▶ _REQUEST_: Could you print all the entries exactly?
>> begin AVAILABLE RECORDS
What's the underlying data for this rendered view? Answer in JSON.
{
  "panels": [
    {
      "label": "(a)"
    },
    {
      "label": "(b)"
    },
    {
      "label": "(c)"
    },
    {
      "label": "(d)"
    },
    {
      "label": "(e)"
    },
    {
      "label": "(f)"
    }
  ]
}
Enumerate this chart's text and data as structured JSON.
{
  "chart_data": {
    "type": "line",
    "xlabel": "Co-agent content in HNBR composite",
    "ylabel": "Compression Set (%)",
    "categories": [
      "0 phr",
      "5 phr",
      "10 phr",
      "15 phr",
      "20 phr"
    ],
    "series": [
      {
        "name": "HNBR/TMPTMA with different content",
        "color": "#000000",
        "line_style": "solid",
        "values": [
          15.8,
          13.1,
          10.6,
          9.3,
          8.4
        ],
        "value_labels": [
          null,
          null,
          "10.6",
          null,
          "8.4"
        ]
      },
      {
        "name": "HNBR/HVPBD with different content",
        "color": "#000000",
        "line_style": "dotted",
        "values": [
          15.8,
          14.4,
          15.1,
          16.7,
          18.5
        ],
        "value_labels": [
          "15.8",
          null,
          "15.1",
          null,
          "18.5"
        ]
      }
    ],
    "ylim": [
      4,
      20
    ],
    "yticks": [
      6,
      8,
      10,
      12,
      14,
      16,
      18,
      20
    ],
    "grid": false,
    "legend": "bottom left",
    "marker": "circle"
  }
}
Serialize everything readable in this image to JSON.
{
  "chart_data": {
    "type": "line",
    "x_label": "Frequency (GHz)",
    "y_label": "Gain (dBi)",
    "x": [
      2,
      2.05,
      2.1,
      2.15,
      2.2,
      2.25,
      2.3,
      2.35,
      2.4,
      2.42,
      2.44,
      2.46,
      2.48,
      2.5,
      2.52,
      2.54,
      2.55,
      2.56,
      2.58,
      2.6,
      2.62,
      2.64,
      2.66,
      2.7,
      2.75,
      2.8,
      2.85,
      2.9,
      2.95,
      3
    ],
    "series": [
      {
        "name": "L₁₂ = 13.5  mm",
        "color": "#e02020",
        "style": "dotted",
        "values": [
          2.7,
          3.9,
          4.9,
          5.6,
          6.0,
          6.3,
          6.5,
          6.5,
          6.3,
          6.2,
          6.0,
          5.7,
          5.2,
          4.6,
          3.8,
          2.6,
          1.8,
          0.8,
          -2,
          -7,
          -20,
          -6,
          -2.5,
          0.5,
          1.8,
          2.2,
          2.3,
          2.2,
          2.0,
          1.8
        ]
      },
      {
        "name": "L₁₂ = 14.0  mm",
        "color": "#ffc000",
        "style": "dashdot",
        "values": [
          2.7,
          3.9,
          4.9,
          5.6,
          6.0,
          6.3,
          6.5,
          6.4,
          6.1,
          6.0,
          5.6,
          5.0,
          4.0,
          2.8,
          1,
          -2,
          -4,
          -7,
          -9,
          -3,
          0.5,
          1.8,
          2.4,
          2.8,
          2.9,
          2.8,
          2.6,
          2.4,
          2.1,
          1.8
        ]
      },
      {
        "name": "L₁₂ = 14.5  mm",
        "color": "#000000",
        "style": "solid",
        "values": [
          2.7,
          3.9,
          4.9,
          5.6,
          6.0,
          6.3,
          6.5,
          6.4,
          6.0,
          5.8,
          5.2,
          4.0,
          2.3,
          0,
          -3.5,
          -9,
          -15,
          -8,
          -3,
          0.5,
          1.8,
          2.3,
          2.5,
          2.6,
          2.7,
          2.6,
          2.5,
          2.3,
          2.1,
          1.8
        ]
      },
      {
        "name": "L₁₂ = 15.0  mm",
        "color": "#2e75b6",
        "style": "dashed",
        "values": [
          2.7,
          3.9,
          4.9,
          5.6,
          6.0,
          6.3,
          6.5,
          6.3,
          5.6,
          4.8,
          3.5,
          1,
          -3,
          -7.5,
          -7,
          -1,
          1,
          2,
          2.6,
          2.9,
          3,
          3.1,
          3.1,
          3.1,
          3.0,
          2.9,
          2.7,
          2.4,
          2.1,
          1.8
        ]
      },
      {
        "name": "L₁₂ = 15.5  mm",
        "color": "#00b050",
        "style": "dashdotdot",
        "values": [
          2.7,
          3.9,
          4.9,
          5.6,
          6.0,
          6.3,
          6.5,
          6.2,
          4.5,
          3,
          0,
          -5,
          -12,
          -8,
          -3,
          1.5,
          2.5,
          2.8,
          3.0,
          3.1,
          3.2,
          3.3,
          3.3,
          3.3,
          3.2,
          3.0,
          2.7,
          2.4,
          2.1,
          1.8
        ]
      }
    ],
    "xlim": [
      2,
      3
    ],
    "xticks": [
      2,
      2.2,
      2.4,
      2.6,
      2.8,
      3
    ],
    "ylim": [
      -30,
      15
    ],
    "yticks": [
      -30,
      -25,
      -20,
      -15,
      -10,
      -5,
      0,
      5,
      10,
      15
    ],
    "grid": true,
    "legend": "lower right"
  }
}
>> end AVAILABLE RECORDS
▶ _CORRECT ANSWER_:
What's the underlying data for this rendered view? Answer in JSON.
{
  "panels": [
    {
      "label": "(a)"
    },
    {
      "label": "(b)"
    },
    {
      "label": "(c)"
    },
    {
      "label": "(d)"
    },
    {
      "label": "(e)"
    },
    {
      "label": "(f)"
    }
  ]
}
Enumerate this chart's text and data as structured JSON.
{
  "chart_data": {
    "type": "line",
    "xlabel": "Co-agent content in HNBR composite",
    "ylabel": "Compression Set (%)",
    "categories": [
      "0 phr",
      "5 phr",
      "10 phr",
      "15 phr",
      "20 phr"
    ],
    "series": [
      {
        "name": "HNBR/TMPTMA with different content",
        "color": "#000000",
        "line_style": "solid",
        "values": [
          15.8,
          13.1,
          10.6,
          9.3,
          8.4
        ],
        "value_labels": [
          null,
          null,
          "10.6",
          null,
          "8.4"
        ]
      },
      {
        "name": "HNBR/HVPBD with different content",
        "color": "#000000",
        "line_style": "dotted",
        "values": [
          15.8,
          14.4,
          15.1,
          16.7,
          18.5
        ],
        "value_labels": [
          "15.8",
          null,
          "15.1",
          null,
          "18.5"
        ]
      }
    ],
    "ylim": [
      4,
      20
    ],
    "yticks": [
      6,
      8,
      10,
      12,
      14,
      16,
      18,
      20
    ],
    "grid": false,
    "legend": "bottom left",
    "marker": "circle"
  }
}
Serialize everything readable in this image to JSON.
{
  "chart_data": {
    "type": "line",
    "x_label": "Frequency (GHz)",
    "y_label": "Gain (dBi)",
    "x": [
      2,
      2.05,
      2.1,
      2.15,
      2.2,
      2.25,
      2.3,
      2.35,
      2.4,
      2.42,
      2.44,
      2.46,
      2.48,
      2.5,
      2.52,
      2.54,
      2.55,
      2.56,
      2.58,
      2.6,
      2.62,
      2.64,
      2.66,
      2.7,
      2.75,
      2.8,
      2.85,
      2.9,
      2.95,
      3
    ],
    "series": [
      {
        "name": "L₁₂ = 13.5  mm",
        "color": "#e02020",
        "style": "dotted",
        "values": [
          2.7,
          3.9,
          4.9,
          5.6,
          6.0,
          6.3,
          6.5,
          6.5,
          6.3,
          6.2,
          6.0,
          5.7,
          5.2,
          4.6,
          3.8,
          2.6,
          1.8,
          0.8,
          -2,
          -7,
          -20,
          -6,
          -2.5,
          0.5,
          1.8,
          2.2,
          2.3,
          2.2,
          2.0,
          1.8
        ]
      },
      {
        "name": "L₁₂ = 14.0  mm",
        "color": "#ffc000",
        "style": "dashdot",
        "values": [
          2.7,
          3.9,
          4.9,
          5.6,
          6.0,
          6.3,
          6.5,
          6.4,
          6.1,
          6.0,
          5.6,
          5.0,
          4.0,
          2.8,
          1,
          -2,
          -4,
          -7,
          -9,
          -3,
          0.5,
          1.8,
          2.4,
          2.8,
          2.9,
          2.8,
          2.6,
          2.4,
          2.1,
          1.8
        ]
      },
      {
        "name": "L₁₂ = 14.5  mm",
        "color": "#000000",
        "style": "solid",
        "values": [
          2.7,
          3.9,
          4.9,
          5.6,
          6.0,
          6.3,
          6.5,
          6.4,
          6.0,
          5.8,
          5.2,
          4.0,
          2.3,
          0,
          -3.5,
          -9,
          -15,
          -8,
          -3,
          0.5,
          1.8,
          2.3,
          2.5,
          2.6,
          2.7,
          2.6,
          2.5,
          2.3,
          2.1,
          1.8
        ]
      },
      {
        "name": "L₁₂ = 15.0  mm",
        "color": "#2e75b6",
        "style": "dashed",
        "values": [
          2.7,
          3.9,
          4.9,
          5.6,
          6.0,
          6.3,
          6.5,
          6.3,
          5.6,
          4.8,
          3.5,
          1,
          -3,
          -7.5,
          -7,
          -1,
          1,
          2,
          2.6,
          2.9,
          3,
          3.1,
          3.1,
          3.1,
          3.0,
          2.9,
          2.7,
          2.4,
          2.1,
          1.8
        ]
      },
      {
        "name": "L₁₂ = 15.5  mm",
        "color": "#00b050",
        "style": "dashdotdot",
        "values": [
          2.7,
          3.9,
          4.9,
          5.6,
          6.0,
          6.3,
          6.5,
          6.2,
          4.5,
          3,
          0,
          -5,
          -12,
          -8,
          -3,
          1.5,
          2.5,
          2.8,
          3.0,
          3.1,
          3.2,
          3.3,
          3.3,
          3.3,
          3.2,
          3.0,
          2.7,
          2.4,
          2.1,
          1.8
        ]
      }
    ],
    "xlim": [
      2,
      3
    ],
    "xticks": [
      2,
      2.2,
      2.4,
      2.6,
      2.8,
      3
    ],
    "ylim": [
      -30,
      15
    ],
    "yticks": [
      -30,
      -25,
      -20,
      -15,
      -10,
      -5,
      0,
      5,
      10,
      15
    ],
    "grid": true,
    "legend": "lower right"
  }
}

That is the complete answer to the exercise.